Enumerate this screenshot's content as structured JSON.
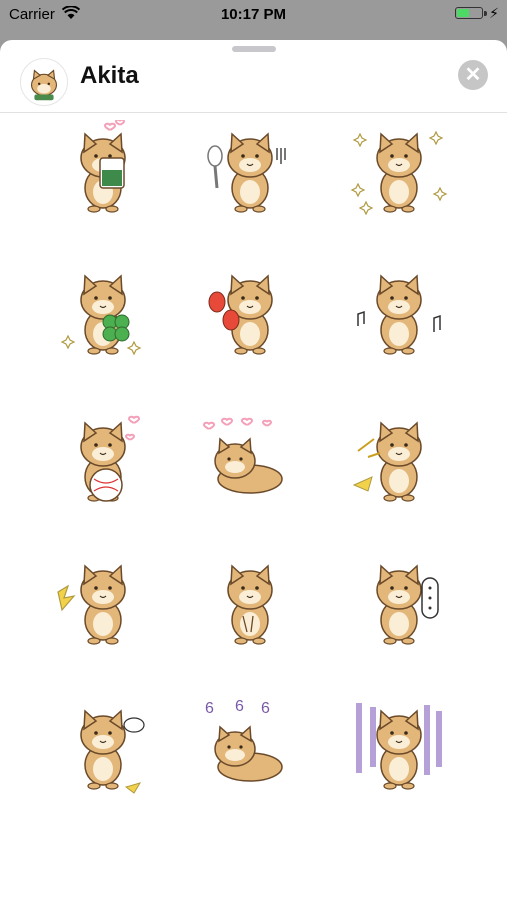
{
  "status_bar": {
    "carrier": "Carrier",
    "time": "10:17 PM",
    "battery_level": 0.4
  },
  "header": {
    "title": "Akita",
    "close_label": "✕"
  },
  "stickers": [
    {
      "name": "sticker-coffee-cup"
    },
    {
      "name": "sticker-spoon-fork"
    },
    {
      "name": "sticker-sparkle-pray"
    },
    {
      "name": "sticker-four-leaf-clover"
    },
    {
      "name": "sticker-maracas"
    },
    {
      "name": "sticker-music-dance"
    },
    {
      "name": "sticker-baseball-hearts"
    },
    {
      "name": "sticker-lying-hearts"
    },
    {
      "name": "sticker-laughing"
    },
    {
      "name": "sticker-shocked"
    },
    {
      "name": "sticker-thinking"
    },
    {
      "name": "sticker-ellipsis-speech"
    },
    {
      "name": "sticker-frustrated"
    },
    {
      "name": "sticker-lying-swirls"
    },
    {
      "name": "sticker-gloomy"
    }
  ],
  "colors": {
    "fur": "#e3b77a",
    "outline": "#6b4a2a",
    "cream": "#fbeed6",
    "accent_pink": "#f4a0b8"
  }
}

◆ **Your task**: Search the lines for the string "hearts" and copy every line that has it.

◆ **Expected answer**:
      "name": "sticker-baseball-hearts"
      "name": "sticker-lying-hearts"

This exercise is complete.